Input records >>
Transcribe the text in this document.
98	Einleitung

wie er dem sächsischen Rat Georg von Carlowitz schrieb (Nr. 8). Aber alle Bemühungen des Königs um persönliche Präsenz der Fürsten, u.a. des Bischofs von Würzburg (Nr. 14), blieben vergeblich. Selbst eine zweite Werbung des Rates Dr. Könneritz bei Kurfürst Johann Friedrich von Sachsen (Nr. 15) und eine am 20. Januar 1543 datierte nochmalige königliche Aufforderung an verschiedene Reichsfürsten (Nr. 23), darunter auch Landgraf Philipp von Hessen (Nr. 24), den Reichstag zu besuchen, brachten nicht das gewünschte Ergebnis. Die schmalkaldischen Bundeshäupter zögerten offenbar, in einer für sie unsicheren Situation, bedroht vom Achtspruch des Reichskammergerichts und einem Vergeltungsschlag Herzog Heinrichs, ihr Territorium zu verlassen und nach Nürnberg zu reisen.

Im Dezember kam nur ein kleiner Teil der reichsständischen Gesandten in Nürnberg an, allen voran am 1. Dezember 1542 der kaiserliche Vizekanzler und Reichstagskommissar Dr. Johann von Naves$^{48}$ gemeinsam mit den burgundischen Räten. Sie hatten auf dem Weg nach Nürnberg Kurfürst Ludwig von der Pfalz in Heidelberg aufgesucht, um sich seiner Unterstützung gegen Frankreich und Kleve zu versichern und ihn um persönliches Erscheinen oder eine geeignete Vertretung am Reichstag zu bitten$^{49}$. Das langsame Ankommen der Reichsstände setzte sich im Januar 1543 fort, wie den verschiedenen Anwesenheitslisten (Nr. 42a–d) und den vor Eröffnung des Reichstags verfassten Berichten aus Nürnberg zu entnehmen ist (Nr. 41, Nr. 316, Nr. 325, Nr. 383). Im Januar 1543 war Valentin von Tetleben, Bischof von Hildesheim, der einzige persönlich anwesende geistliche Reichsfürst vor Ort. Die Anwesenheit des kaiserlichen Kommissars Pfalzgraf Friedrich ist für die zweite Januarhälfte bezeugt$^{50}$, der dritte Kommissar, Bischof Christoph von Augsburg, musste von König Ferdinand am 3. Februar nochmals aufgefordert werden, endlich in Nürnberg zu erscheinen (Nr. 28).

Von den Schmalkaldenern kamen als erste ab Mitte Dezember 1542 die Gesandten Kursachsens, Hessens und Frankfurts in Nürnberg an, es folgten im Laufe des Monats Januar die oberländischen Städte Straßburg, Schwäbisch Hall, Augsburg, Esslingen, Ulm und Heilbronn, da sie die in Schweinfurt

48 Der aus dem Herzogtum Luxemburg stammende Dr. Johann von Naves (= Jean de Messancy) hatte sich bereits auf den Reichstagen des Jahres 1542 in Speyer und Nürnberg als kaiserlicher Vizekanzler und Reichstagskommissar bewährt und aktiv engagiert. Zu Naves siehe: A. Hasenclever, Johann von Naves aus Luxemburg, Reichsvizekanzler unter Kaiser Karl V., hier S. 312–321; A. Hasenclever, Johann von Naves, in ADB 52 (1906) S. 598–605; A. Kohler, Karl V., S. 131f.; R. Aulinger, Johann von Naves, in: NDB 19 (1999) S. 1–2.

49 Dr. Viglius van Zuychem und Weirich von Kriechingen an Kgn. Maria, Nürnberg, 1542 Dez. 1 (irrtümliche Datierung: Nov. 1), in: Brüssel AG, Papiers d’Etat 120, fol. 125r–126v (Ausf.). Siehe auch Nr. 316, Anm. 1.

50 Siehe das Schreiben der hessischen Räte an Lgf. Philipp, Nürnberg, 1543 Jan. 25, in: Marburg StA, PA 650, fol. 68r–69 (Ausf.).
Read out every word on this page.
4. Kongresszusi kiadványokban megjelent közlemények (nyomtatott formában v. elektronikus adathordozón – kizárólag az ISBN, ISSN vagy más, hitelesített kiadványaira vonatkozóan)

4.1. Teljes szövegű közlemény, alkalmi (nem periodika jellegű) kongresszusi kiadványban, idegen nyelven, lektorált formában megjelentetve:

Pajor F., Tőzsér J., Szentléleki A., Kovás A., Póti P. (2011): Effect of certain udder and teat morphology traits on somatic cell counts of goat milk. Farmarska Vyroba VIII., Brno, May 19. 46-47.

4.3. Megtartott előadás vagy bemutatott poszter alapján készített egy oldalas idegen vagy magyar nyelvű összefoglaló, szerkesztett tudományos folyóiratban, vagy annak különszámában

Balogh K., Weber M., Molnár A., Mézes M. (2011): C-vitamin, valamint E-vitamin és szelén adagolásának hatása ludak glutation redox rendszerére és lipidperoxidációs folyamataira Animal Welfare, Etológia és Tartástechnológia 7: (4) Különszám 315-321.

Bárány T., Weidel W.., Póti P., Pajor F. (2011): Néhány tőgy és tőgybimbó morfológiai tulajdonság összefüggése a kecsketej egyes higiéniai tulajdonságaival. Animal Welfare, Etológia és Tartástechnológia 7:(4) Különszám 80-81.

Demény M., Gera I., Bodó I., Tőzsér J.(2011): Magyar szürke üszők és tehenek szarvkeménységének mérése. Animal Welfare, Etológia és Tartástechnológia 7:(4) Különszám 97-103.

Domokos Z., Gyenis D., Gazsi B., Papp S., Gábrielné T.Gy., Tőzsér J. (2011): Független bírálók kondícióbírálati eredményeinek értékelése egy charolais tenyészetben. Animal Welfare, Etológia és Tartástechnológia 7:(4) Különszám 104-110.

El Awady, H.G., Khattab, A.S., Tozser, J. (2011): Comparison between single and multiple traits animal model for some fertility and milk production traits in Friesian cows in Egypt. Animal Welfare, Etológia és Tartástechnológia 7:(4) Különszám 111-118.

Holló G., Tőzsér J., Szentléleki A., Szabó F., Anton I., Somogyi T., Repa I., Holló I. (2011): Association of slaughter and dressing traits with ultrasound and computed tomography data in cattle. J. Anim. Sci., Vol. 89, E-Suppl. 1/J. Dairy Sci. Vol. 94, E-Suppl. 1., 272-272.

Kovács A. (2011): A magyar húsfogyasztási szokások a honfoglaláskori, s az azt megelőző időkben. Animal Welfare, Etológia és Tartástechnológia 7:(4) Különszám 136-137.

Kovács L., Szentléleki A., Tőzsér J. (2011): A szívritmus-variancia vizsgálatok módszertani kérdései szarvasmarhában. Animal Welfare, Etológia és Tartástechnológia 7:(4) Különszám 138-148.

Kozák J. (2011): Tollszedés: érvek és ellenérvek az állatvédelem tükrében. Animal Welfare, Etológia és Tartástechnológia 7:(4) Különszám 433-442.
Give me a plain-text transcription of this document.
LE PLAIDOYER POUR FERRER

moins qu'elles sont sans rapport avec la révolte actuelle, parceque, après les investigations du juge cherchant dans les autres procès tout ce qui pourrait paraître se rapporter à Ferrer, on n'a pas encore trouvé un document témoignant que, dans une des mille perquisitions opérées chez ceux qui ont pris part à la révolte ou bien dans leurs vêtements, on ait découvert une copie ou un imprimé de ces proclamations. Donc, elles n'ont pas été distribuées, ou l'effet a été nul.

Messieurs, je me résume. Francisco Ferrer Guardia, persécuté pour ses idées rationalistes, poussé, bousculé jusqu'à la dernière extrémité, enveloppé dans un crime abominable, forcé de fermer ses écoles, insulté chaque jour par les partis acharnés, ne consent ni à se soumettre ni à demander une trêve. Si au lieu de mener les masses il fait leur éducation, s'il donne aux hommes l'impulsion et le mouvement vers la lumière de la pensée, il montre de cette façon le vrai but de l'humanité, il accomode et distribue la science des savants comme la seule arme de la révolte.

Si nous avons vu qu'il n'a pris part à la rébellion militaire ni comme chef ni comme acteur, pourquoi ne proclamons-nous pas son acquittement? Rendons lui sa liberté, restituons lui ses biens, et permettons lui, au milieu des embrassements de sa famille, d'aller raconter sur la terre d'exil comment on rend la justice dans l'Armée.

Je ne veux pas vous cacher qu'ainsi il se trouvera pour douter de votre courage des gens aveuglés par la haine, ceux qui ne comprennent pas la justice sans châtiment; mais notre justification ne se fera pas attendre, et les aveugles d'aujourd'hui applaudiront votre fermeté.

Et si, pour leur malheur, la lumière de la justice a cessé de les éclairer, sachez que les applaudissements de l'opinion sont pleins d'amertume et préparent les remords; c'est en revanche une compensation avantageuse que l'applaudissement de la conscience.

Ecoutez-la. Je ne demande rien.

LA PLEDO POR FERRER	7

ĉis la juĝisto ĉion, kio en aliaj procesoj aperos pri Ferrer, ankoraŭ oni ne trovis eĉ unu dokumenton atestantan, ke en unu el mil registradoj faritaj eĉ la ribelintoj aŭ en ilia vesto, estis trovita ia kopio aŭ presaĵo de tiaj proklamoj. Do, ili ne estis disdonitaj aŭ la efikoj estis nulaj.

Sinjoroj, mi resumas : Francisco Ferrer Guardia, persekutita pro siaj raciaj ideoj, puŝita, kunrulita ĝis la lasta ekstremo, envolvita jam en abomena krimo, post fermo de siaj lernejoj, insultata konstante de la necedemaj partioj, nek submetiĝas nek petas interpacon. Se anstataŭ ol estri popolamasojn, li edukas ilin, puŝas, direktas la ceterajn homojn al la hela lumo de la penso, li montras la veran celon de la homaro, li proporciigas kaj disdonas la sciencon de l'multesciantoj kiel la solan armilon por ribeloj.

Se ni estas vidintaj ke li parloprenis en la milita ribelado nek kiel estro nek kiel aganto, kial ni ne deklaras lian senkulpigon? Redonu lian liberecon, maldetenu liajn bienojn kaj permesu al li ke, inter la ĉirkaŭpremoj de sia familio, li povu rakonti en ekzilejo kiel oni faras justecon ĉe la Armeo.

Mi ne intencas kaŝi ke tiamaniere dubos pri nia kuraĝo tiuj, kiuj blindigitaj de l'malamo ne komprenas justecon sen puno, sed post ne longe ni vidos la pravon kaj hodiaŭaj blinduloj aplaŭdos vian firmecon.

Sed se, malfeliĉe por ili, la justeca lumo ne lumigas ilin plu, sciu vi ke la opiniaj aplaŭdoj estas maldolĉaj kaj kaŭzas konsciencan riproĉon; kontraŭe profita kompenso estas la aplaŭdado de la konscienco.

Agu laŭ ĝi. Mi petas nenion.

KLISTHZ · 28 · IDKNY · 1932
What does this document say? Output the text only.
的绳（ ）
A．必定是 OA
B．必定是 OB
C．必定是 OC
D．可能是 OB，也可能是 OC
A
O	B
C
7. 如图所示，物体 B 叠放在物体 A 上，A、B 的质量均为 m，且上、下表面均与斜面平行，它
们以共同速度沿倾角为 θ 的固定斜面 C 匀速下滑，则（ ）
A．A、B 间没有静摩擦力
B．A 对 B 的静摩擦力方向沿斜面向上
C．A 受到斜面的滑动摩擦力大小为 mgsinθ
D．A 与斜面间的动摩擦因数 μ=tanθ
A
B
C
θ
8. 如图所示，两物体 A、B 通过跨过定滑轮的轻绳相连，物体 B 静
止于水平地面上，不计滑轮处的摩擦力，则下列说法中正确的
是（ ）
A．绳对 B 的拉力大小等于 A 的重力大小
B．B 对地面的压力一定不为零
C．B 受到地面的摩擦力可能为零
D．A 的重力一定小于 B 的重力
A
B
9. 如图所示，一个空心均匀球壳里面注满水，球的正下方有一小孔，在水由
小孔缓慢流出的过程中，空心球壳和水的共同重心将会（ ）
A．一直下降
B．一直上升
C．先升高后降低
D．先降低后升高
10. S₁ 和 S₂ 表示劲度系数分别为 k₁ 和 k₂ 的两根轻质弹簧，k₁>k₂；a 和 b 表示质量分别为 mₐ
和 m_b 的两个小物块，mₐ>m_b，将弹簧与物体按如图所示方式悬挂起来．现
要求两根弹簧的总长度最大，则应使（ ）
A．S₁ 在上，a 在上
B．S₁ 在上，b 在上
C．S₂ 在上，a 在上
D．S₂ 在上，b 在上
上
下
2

Directive >>
Check each line above for the string "Pajor" and report how many lines have it, giving only the number.

Reply >>
2